- _Set exercise_
Locate all lines with the word "years". Copy them.

-------

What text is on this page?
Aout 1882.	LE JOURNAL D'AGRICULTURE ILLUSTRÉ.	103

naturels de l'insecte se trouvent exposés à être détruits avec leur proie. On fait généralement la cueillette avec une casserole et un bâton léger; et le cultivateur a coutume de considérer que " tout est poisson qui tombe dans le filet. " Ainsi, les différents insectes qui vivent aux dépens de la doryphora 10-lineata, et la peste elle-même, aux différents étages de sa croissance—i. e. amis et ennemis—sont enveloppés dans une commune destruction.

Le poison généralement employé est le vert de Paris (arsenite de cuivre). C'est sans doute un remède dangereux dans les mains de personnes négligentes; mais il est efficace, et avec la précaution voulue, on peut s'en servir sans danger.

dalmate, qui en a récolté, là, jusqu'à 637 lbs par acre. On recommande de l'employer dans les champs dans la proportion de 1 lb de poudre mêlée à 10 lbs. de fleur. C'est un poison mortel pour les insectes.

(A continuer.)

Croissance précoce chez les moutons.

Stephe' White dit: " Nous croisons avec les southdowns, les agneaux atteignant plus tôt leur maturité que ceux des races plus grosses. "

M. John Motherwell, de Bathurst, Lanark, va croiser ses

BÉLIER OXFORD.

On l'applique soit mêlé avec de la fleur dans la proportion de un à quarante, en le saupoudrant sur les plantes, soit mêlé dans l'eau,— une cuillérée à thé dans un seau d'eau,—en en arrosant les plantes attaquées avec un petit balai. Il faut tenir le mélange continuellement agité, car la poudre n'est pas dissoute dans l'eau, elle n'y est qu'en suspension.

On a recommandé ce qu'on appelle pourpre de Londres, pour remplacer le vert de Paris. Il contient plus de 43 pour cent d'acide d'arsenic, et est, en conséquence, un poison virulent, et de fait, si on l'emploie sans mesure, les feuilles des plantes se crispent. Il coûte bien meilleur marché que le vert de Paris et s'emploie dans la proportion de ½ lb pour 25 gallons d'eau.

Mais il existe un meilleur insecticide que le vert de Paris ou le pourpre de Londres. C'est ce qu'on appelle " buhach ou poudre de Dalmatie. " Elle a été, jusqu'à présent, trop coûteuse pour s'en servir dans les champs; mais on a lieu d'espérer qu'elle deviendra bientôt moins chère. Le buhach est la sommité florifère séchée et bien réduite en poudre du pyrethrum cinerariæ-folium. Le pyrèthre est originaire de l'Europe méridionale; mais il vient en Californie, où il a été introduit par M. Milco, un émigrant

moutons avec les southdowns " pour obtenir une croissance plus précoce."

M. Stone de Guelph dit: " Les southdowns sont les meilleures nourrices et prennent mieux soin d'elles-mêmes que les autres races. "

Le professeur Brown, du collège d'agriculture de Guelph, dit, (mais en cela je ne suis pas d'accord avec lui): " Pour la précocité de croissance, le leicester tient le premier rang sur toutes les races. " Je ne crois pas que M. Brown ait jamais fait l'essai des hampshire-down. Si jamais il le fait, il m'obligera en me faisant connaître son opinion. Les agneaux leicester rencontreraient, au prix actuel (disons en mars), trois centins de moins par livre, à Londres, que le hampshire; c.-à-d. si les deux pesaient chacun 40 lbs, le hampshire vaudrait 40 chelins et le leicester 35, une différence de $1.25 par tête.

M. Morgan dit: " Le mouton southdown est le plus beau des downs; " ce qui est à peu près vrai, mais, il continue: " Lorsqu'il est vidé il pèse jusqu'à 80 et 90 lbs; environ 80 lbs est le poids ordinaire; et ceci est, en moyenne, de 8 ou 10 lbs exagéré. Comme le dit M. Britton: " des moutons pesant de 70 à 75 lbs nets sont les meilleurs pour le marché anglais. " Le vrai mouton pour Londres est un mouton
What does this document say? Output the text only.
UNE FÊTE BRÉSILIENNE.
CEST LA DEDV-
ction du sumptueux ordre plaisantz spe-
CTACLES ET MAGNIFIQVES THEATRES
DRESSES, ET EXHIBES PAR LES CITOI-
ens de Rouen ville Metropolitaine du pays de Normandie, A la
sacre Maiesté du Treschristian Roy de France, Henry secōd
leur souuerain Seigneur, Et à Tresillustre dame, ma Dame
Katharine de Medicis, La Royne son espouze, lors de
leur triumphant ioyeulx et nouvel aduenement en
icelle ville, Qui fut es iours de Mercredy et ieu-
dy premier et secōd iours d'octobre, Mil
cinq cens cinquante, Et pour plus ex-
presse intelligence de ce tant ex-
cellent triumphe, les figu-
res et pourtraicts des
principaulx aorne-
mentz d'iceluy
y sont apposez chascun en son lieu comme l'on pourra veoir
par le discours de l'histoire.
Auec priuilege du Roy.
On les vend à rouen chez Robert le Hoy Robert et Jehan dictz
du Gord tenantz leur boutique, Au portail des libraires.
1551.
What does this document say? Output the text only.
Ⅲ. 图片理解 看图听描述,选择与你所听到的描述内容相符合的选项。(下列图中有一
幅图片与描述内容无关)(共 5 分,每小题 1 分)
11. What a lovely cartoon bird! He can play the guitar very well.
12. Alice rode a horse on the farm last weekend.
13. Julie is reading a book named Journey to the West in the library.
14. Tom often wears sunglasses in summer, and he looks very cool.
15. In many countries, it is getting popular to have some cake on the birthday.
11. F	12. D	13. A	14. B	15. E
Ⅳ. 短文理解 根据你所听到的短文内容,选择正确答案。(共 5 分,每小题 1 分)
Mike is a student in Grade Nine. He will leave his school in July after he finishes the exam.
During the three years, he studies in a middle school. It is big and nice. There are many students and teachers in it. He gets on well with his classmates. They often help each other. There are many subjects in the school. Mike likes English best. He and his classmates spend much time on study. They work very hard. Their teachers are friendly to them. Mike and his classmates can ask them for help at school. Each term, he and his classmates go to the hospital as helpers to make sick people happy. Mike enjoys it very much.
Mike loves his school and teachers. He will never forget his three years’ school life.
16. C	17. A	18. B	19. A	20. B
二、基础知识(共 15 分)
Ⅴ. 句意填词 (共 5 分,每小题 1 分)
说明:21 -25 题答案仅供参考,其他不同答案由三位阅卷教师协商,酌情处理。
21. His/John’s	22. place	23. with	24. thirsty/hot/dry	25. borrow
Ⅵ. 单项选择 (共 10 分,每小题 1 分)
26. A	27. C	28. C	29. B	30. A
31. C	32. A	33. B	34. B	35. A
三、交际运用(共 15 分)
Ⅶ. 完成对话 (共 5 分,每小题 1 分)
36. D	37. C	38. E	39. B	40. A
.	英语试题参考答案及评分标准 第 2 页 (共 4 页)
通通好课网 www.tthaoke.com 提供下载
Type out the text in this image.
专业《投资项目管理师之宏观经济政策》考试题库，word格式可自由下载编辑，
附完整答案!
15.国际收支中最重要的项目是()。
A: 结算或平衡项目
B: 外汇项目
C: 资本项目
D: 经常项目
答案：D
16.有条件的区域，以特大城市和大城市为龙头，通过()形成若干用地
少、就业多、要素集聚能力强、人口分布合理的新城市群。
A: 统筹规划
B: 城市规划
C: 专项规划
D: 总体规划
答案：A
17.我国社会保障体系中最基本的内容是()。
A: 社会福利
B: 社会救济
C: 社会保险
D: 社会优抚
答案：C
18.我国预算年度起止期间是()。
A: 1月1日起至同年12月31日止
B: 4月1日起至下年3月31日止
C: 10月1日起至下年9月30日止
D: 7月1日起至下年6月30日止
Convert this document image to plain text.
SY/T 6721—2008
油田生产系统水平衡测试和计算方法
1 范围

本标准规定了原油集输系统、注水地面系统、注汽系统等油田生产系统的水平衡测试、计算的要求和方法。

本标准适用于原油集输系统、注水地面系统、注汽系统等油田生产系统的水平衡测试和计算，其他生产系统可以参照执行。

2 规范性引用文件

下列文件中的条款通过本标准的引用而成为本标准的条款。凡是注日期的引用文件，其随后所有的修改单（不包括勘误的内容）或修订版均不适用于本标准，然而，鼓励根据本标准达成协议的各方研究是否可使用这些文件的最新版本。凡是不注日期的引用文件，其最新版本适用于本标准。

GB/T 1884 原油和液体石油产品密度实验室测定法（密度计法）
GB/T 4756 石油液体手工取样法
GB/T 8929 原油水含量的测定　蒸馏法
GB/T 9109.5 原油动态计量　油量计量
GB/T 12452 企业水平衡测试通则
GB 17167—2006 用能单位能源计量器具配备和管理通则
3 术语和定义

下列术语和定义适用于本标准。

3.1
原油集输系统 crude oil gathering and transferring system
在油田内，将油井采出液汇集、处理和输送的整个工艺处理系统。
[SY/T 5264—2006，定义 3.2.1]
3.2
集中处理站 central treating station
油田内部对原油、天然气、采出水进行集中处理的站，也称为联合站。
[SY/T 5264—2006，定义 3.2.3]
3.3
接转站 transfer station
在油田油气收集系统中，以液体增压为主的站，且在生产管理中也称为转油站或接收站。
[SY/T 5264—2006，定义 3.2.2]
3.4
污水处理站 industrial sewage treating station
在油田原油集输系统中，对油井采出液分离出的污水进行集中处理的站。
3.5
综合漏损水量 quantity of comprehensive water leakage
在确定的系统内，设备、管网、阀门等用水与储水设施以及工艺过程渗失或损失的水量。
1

-------

- _Solution to this problem_
During the three years, he studies in a middle school. It is big and nice. There are many students and teachers in it. He gets on well with his classmates. They often help each other. There are many subjects in the school. Mike likes English best. He and his classmates spend much time on study. They work very hard. Their teachers are friendly to them. Mike and his classmates can ask them for help at school. Each term, he and his classmates go to the hospital as helpers to make sick people happy. Mike enjoys it very much.
Mike loves his school and teachers. He will never forget his three years’ school life.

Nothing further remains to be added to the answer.